■ **PROBLEM TO WORK ON**:
Look through the records below, and copy out every line that holds the string "color".

■ **PROVIDED DATA**:
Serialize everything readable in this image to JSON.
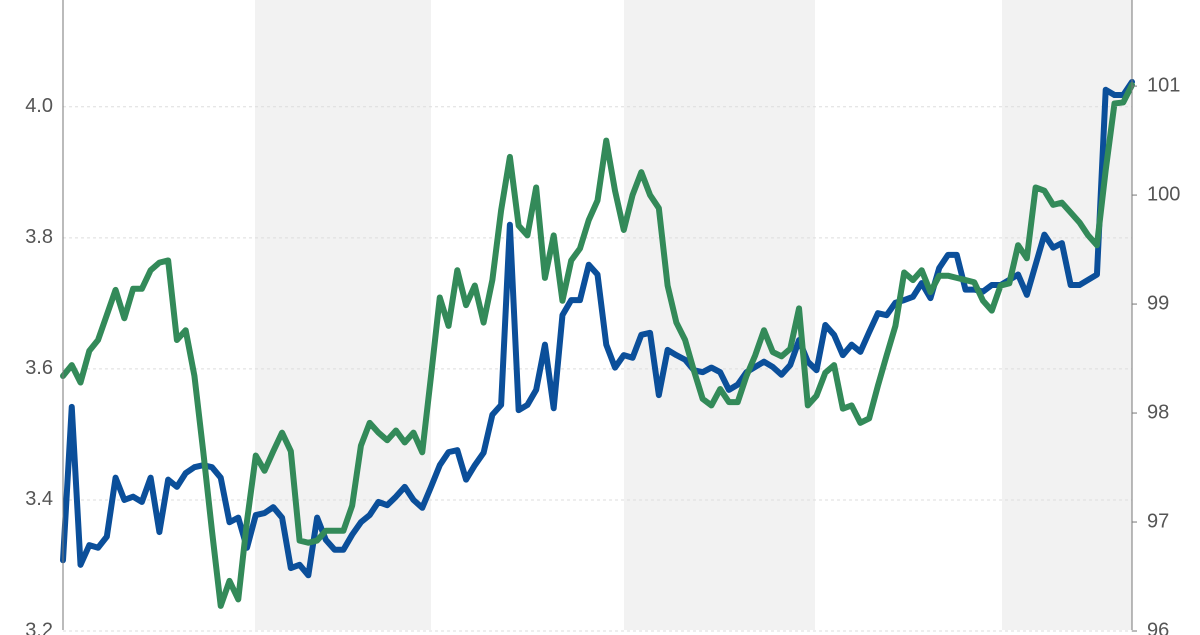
{
  "chart_data": {
    "type": "line",
    "grid": true,
    "ylim": [
      3.2,
      4.163
    ],
    "yticks": [
      3.2,
      3.4,
      3.6,
      3.8,
      {
        "value": 4,
        "label": "4.0"
      }
    ],
    "y2lim": [
      96,
      101.79
    ],
    "y2ticks": [
      96,
      97,
      98,
      99,
      100,
      101
    ],
    "series": [
      {
        "color": "#0b4f9a",
        "values": [
          3.308,
          3.542,
          3.301,
          3.331,
          3.327,
          3.344,
          3.434,
          3.4,
          3.405,
          3.397,
          3.434,
          3.351,
          3.431,
          3.42,
          3.441,
          3.45,
          3.453,
          3.45,
          3.434,
          3.366,
          3.373,
          3.327,
          3.377,
          3.38,
          3.389,
          3.373,
          3.296,
          3.301,
          3.285,
          3.373,
          3.339,
          3.324,
          3.324,
          3.347,
          3.366,
          3.377,
          3.397,
          3.392,
          3.405,
          3.42,
          3.4,
          3.388,
          3.42,
          3.453,
          3.473,
          3.476,
          3.431,
          3.453,
          3.472,
          3.53,
          3.545,
          3.82,
          3.537,
          3.545,
          3.568,
          3.637,
          3.54,
          3.682,
          3.705,
          3.705,
          3.759,
          3.744,
          3.637,
          3.602,
          3.621,
          3.617,
          3.652,
          3.655,
          3.56,
          3.629,
          3.621,
          3.614,
          3.598,
          3.595,
          3.602,
          3.595,
          3.568,
          3.576,
          3.595,
          3.603,
          3.611,
          3.603,
          3.591,
          3.606,
          3.644,
          3.611,
          3.598,
          3.667,
          3.652,
          3.621,
          3.637,
          3.626,
          3.656,
          3.685,
          3.682,
          3.701,
          3.705,
          3.71,
          3.731,
          3.708,
          3.754,
          3.774,
          3.774,
          3.721,
          3.721,
          3.718,
          3.728,
          3.728,
          3.736,
          3.744,
          3.713,
          3.759,
          3.805,
          3.785,
          3.792,
          3.728,
          3.728,
          3.736,
          3.744,
          4.026,
          4.018,
          4.018,
          4.038
        ]
      },
      {
        "color": "#338a59",
        "axis": "y2",
        "values": [
          98.34,
          98.44,
          98.28,
          98.57,
          98.67,
          98.9,
          99.13,
          98.87,
          99.14,
          99.14,
          99.31,
          99.38,
          99.4,
          98.67,
          98.76,
          98.34,
          97.65,
          96.92,
          96.23,
          96.46,
          96.29,
          97.01,
          97.61,
          97.47,
          97.65,
          97.82,
          97.65,
          96.83,
          96.81,
          96.83,
          96.92,
          96.92,
          96.92,
          97.15,
          97.7,
          97.91,
          97.82,
          97.75,
          97.84,
          97.73,
          97.82,
          97.64,
          98.34,
          99.06,
          98.8,
          99.31,
          98.99,
          99.17,
          98.83,
          99.22,
          99.86,
          100.35,
          99.72,
          99.63,
          100.07,
          99.24,
          99.63,
          99.03,
          99.4,
          99.51,
          99.77,
          99.95,
          100.5,
          100.04,
          99.68,
          100,
          100.21,
          100,
          99.88,
          99.17,
          98.83,
          98.67,
          98.39,
          98.13,
          98.07,
          98.22,
          98.1,
          98.1,
          98.34,
          98.53,
          98.76,
          98.56,
          98.52,
          98.59,
          98.96,
          98.07,
          98.16,
          98.37,
          98.44,
          98.04,
          98.07,
          97.91,
          97.95,
          98.25,
          98.53,
          98.8,
          99.29,
          99.22,
          99.31,
          99.11,
          99.26,
          99.26,
          99.24,
          99.22,
          99.2,
          99.03,
          98.94,
          99.17,
          99.19,
          99.54,
          99.42,
          100.07,
          100.04,
          99.91,
          99.93,
          99.84,
          99.75,
          99.63,
          99.54,
          100.23,
          100.84,
          100.85,
          101.01
        ]
      }
    ]
  }
}
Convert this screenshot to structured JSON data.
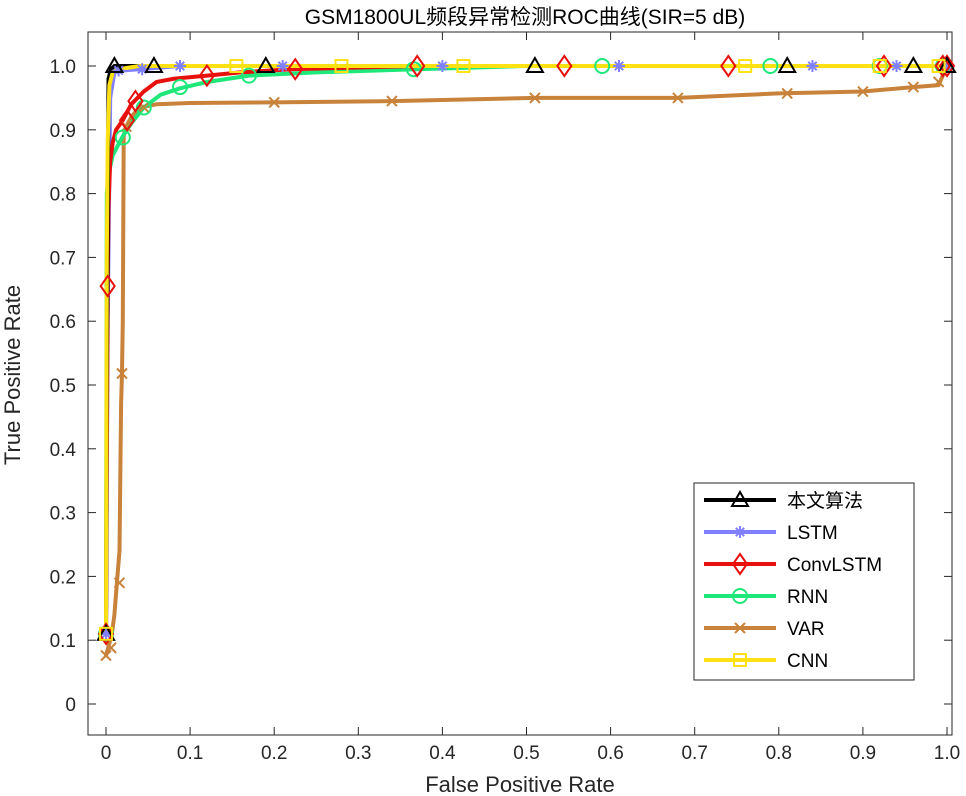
{
  "chart_data": {
    "type": "line",
    "title": "GSM1800UL频段异常检测ROC曲线(SIR=5 dB)",
    "xlabel": "False Positive Rate",
    "ylabel": "True Positive Rate",
    "xlim": [
      0,
      1
    ],
    "ylim": [
      -0.05,
      1.05
    ],
    "xticks": [
      "0",
      "0.1",
      "0.2",
      "0.3",
      "0.4",
      "0.5",
      "0.6",
      "0.7",
      "0.8",
      "0.9",
      "1.0"
    ],
    "yticks": [
      "0",
      "0.1",
      "0.2",
      "0.3",
      "0.4",
      "0.5",
      "0.6",
      "0.7",
      "0.8",
      "0.9",
      "1.0"
    ],
    "grid": false,
    "legend_position": "bottom-right",
    "series": [
      {
        "name": "本文算法",
        "color": "#000000",
        "marker": "triangle",
        "x": [
          0,
          0.001,
          0.003,
          0.006,
          0.01,
          0.03,
          0.057,
          0.1,
          0.19,
          0.3,
          0.51,
          0.7,
          0.81,
          0.9,
          0.96,
          1.0
        ],
        "y": [
          0.11,
          0.5,
          0.98,
          0.995,
          1.0,
          1.0,
          1.0,
          1.0,
          1.0,
          1.0,
          1.0,
          1.0,
          1.0,
          1.0,
          1.0,
          1.0
        ],
        "markers": [
          [
            0.0,
            0.11
          ],
          [
            0.01,
            1.0
          ],
          [
            0.057,
            1.0
          ],
          [
            0.19,
            1.0
          ],
          [
            0.51,
            1.0
          ],
          [
            0.81,
            1.0
          ],
          [
            0.96,
            1.0
          ],
          [
            1.0,
            1.0
          ]
        ]
      },
      {
        "name": "LSTM",
        "color": "#8080ff",
        "marker": "asterisk",
        "x": [
          0,
          0.002,
          0.005,
          0.01,
          0.02,
          0.04,
          0.088,
          0.21,
          0.4,
          0.61,
          0.84,
          0.94,
          1.0
        ],
        "y": [
          0.11,
          0.6,
          0.95,
          0.99,
          0.993,
          0.995,
          1.0,
          1.0,
          1.0,
          1.0,
          1.0,
          1.0,
          1.0
        ],
        "markers": [
          [
            0.0,
            0.11
          ],
          [
            0.015,
            0.993
          ],
          [
            0.043,
            0.995
          ],
          [
            0.088,
            1.0
          ],
          [
            0.21,
            1.0
          ],
          [
            0.4,
            1.0
          ],
          [
            0.61,
            1.0
          ],
          [
            0.84,
            1.0
          ],
          [
            0.94,
            1.0
          ],
          [
            1.0,
            1.0
          ]
        ]
      },
      {
        "name": "ConvLSTM",
        "color": "#e8100c",
        "marker": "diamond",
        "x": [
          0,
          0.002,
          0.003,
          0.005,
          0.008,
          0.012,
          0.02,
          0.03,
          0.045,
          0.06,
          0.08,
          0.12,
          0.16,
          0.22,
          0.37,
          0.54,
          0.74,
          0.92,
          0.99,
          1.0
        ],
        "y": [
          0.11,
          0.66,
          0.78,
          0.85,
          0.88,
          0.9,
          0.915,
          0.94,
          0.96,
          0.975,
          0.98,
          0.985,
          0.99,
          0.995,
          1.0,
          1.0,
          1.0,
          1.0,
          1.0,
          1.0
        ],
        "markers": [
          [
            0.0,
            0.11
          ],
          [
            0.002,
            0.655
          ],
          [
            0.025,
            0.915
          ],
          [
            0.035,
            0.945
          ],
          [
            0.12,
            0.985
          ],
          [
            0.225,
            0.995
          ],
          [
            0.37,
            1.0
          ],
          [
            0.545,
            1.0
          ],
          [
            0.74,
            1.0
          ],
          [
            0.925,
            1.0
          ],
          [
            0.995,
            1.0
          ],
          [
            1.0,
            1.0
          ]
        ]
      },
      {
        "name": "RNN",
        "color": "#1ee87a",
        "marker": "circle",
        "x": [
          0,
          0.001,
          0.003,
          0.008,
          0.02,
          0.03,
          0.045,
          0.065,
          0.088,
          0.12,
          0.17,
          0.25,
          0.37,
          0.5,
          0.59,
          0.79,
          0.92,
          1.0
        ],
        "y": [
          0.11,
          0.8,
          0.83,
          0.86,
          0.89,
          0.91,
          0.935,
          0.955,
          0.965,
          0.975,
          0.985,
          0.99,
          0.995,
          1.0,
          1.0,
          1.0,
          1.0,
          1.0
        ],
        "markers": [
          [
            0.0,
            0.11
          ],
          [
            0.02,
            0.888
          ],
          [
            0.045,
            0.935
          ],
          [
            0.088,
            0.967
          ],
          [
            0.17,
            0.985
          ],
          [
            0.366,
            0.995
          ],
          [
            0.59,
            1.0
          ],
          [
            0.79,
            1.0
          ],
          [
            0.92,
            1.0
          ],
          [
            0.995,
            1.0
          ]
        ]
      },
      {
        "name": "VAR",
        "color": "#c8823a",
        "marker": "x",
        "x": [
          0,
          0.003,
          0.007,
          0.01,
          0.013,
          0.016,
          0.018,
          0.019,
          0.02,
          0.021,
          0.024,
          0.03,
          0.04,
          0.06,
          0.1,
          0.2,
          0.34,
          0.51,
          0.68,
          0.8,
          0.9,
          0.96,
          0.99,
          1.0
        ],
        "y": [
          0.076,
          0.09,
          0.11,
          0.14,
          0.19,
          0.24,
          0.47,
          0.52,
          0.6,
          0.89,
          0.905,
          0.92,
          0.935,
          0.94,
          0.942,
          0.943,
          0.945,
          0.95,
          0.95,
          0.957,
          0.96,
          0.967,
          0.97,
          1.0
        ],
        "markers": [
          [
            0.0,
            0.076
          ],
          [
            0.006,
            0.088
          ],
          [
            0.016,
            0.19
          ],
          [
            0.019,
            0.518
          ],
          [
            0.024,
            0.905
          ],
          [
            0.045,
            0.935
          ],
          [
            0.2,
            0.943
          ],
          [
            0.34,
            0.945
          ],
          [
            0.51,
            0.95
          ],
          [
            0.68,
            0.95
          ],
          [
            0.81,
            0.957
          ],
          [
            0.9,
            0.96
          ],
          [
            0.96,
            0.967
          ],
          [
            0.99,
            0.975
          ],
          [
            1.0,
            1.0
          ]
        ]
      },
      {
        "name": "CNN",
        "color": "#fde113",
        "marker": "square",
        "x": [
          0,
          0.001,
          0.002,
          0.004,
          0.008,
          0.015,
          0.04,
          0.09,
          0.155,
          0.28,
          0.42,
          0.6,
          0.76,
          0.92,
          0.99,
          1.0
        ],
        "y": [
          0.11,
          0.7,
          0.88,
          0.97,
          0.99,
          0.995,
          1.0,
          1.0,
          1.0,
          1.0,
          1.0,
          1.0,
          1.0,
          1.0,
          1.0,
          1.0
        ],
        "markers": [
          [
            0.0,
            0.11
          ],
          [
            0.155,
            1.0
          ],
          [
            0.28,
            1.0
          ],
          [
            0.425,
            1.0
          ],
          [
            0.76,
            1.0
          ],
          [
            0.92,
            1.0
          ],
          [
            0.99,
            1.0
          ]
        ]
      }
    ]
  }
}
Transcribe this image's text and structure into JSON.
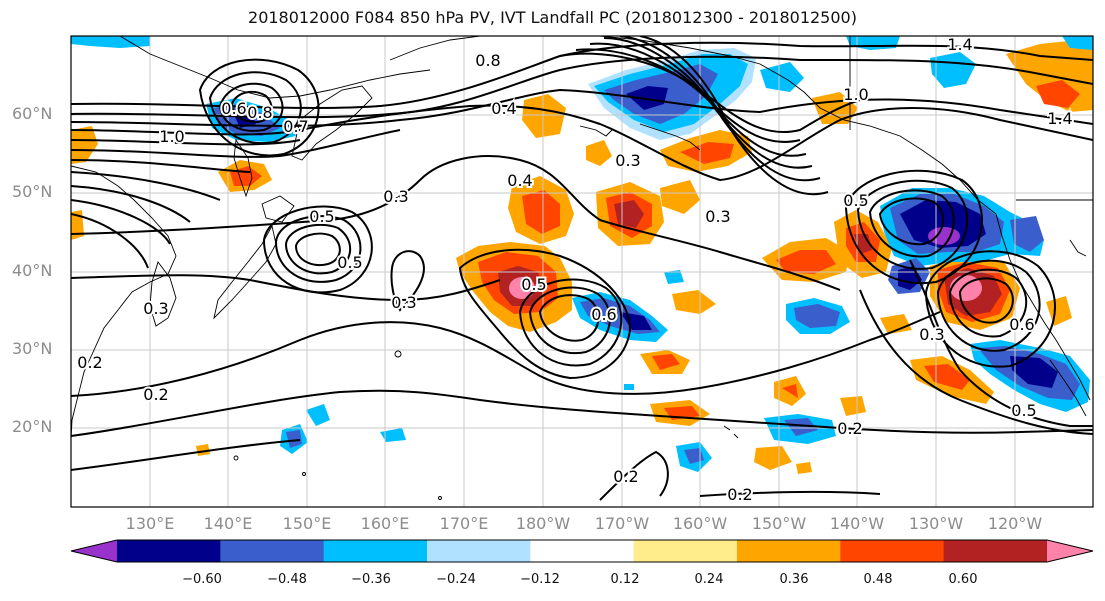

■ **FINISHED TASK**:
        "color": "#0b4f9a",
        "color": "#338a59",
        "color": "#000000",
        "color": "#8080ff",
        "color": "#e8100c",
        "color": "#1ee87a",
        "color": "#c8823a",
        "color": "#fde113",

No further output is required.